### Records supplied ###

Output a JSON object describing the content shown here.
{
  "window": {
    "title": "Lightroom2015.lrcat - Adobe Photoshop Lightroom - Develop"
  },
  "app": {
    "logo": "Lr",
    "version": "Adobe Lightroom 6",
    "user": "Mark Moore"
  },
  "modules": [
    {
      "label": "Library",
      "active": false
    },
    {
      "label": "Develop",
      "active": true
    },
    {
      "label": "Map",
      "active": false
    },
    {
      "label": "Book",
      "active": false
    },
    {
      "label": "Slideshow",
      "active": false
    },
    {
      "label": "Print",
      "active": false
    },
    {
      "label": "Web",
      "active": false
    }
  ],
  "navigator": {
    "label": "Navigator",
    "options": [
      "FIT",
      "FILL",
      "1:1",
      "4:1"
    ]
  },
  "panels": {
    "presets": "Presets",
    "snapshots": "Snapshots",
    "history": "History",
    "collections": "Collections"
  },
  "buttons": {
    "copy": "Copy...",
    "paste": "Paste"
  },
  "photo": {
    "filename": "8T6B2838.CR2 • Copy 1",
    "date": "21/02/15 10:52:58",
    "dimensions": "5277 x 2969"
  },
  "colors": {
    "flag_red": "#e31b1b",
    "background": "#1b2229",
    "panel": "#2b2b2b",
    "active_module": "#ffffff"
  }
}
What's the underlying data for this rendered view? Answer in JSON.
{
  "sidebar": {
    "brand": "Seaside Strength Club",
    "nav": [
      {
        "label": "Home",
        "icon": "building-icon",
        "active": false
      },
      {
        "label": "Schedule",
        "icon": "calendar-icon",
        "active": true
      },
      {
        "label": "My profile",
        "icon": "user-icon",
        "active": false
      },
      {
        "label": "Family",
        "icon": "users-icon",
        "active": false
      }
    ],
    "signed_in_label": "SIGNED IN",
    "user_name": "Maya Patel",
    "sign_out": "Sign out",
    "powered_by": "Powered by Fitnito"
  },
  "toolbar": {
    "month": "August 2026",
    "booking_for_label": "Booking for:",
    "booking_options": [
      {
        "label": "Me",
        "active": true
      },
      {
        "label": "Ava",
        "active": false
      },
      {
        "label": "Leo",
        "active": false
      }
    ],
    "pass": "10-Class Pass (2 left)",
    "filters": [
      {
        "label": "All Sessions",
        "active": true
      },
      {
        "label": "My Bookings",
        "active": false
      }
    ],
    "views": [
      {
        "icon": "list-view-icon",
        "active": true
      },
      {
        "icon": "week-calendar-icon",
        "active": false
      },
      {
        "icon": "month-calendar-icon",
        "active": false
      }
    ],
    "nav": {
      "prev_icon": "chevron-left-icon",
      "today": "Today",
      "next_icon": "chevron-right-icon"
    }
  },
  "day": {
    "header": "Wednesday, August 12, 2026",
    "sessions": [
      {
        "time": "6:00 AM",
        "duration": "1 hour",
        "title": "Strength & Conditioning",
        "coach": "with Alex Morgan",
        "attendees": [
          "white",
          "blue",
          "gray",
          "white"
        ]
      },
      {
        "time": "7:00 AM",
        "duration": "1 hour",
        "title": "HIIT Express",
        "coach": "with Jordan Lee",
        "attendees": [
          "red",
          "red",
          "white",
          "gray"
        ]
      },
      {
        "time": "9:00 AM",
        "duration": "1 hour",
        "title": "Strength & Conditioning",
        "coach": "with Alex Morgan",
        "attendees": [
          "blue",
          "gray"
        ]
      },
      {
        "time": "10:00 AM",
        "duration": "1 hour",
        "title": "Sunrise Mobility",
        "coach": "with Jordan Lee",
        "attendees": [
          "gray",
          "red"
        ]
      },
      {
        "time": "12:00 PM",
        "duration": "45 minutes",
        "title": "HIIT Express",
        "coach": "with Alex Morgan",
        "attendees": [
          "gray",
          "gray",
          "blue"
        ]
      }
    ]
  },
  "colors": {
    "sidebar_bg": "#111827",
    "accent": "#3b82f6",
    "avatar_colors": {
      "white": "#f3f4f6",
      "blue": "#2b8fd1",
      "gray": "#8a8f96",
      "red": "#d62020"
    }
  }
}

###

### To do
Return the listing above word for word.

### Exercise solution
Output a JSON object describing the content shown here.
{
  "window": {
    "title": "Lightroom2015.lrcat - Adobe Photoshop Lightroom - Develop"
  },
  "app": {
    "logo": "Lr",
    "version": "Adobe Lightroom 6",
    "user": "Mark Moore"
  },
  "modules": [
    {
      "label": "Library",
      "active": false
    },
    {
      "label": "Develop",
      "active": true
    },
    {
      "label": "Map",
      "active": false
    },
    {
      "label": "Book",
      "active": false
    },
    {
      "label": "Slideshow",
      "active": false
    },
    {
      "label": "Print",
      "active": false
    },
    {
      "label": "Web",
      "active": false
    }
  ],
  "navigator": {
    "label": "Navigator",
    "options": [
      "FIT",
      "FILL",
      "1:1",
      "4:1"
    ]
  },
  "panels": {
    "presets": "Presets",
    "snapshots": "Snapshots",
    "history": "History",
    "collections": "Collections"
  },
  "buttons": {
    "copy": "Copy...",
    "paste": "Paste"
  },
  "photo": {
    "filename": "8T6B2838.CR2 • Copy 1",
    "date": "21/02/15 10:52:58",
    "dimensions": "5277 x 2969"
  },
  "colors": {
    "flag_red": "#e31b1b",
    "background": "#1b2229",
    "panel": "#2b2b2b",
    "active_module": "#ffffff"
  }
}
What's the underlying data for this rendered view? Answer in JSON.
{
  "sidebar": {
    "brand": "Seaside Strength Club",
    "nav": [
      {
        "label": "Home",
        "icon": "building-icon",
        "active": false
      },
      {
        "label": "Schedule",
        "icon": "calendar-icon",
        "active": true
      },
      {
        "label": "My profile",
        "icon": "user-icon",
        "active": false
      },
      {
        "label": "Family",
        "icon": "users-icon",
        "active": false
      }
    ],
    "signed_in_label": "SIGNED IN",
    "user_name": "Maya Patel",
    "sign_out": "Sign out",
    "powered_by": "Powered by Fitnito"
  },
  "toolbar": {
    "month": "August 2026",
    "booking_for_label": "Booking for:",
    "booking_options": [
      {
        "label": "Me",
        "active": true
      },
      {
        "label": "Ava",
        "active": false
      },
      {
        "label": "Leo",
        "active": false
      }
    ],
    "pass": "10-Class Pass (2 left)",
    "filters": [
      {
        "label": "All Sessions",
        "active": true
      },
      {
        "label": "My Bookings",
        "active": false
      }
    ],
    "views": [
      {
        "icon": "list-view-icon",
        "active": true
      },
      {
        "icon": "week-calendar-icon",
        "active": false
      },
      {
        "icon": "month-calendar-icon",
        "active": false
      }
    ],
    "nav": {
      "prev_icon": "chevron-left-icon",
      "today": "Today",
      "next_icon": "chevron-right-icon"
    }
  },
  "day": {
    "header": "Wednesday, August 12, 2026",
    "sessions": [
      {
        "time": "6:00 AM",
        "duration": "1 hour",
        "title": "Strength & Conditioning",
        "coach": "with Alex Morgan",
        "attendees": [
          "white",
          "blue",
          "gray",
          "white"
        ]
      },
      {
        "time": "7:00 AM",
        "duration": "1 hour",
        "title": "HIIT Express",
        "coach": "with Jordan Lee",
        "attendees": [
          "red",
          "red",
          "white",
          "gray"
        ]
      },
      {
        "time": "9:00 AM",
        "duration": "1 hour",
        "title": "Strength & Conditioning",
        "coach": "with Alex Morgan",
        "attendees": [
          "blue",
          "gray"
        ]
      },
      {
        "time": "10:00 AM",
        "duration": "1 hour",
        "title": "Sunrise Mobility",
        "coach": "with Jordan Lee",
        "attendees": [
          "gray",
          "red"
        ]
      },
      {
        "time": "12:00 PM",
        "duration": "45 minutes",
        "title": "HIIT Express",
        "coach": "with Alex Morgan",
        "attendees": [
          "gray",
          "gray",
          "blue"
        ]
      }
    ]
  },
  "colors": {
    "sidebar_bg": "#111827",
    "accent": "#3b82f6",
    "avatar_colors": {
      "white": "#f3f4f6",
      "blue": "#2b8fd1",
      "gray": "#8a8f96",
      "red": "#d62020"
    }
  }
}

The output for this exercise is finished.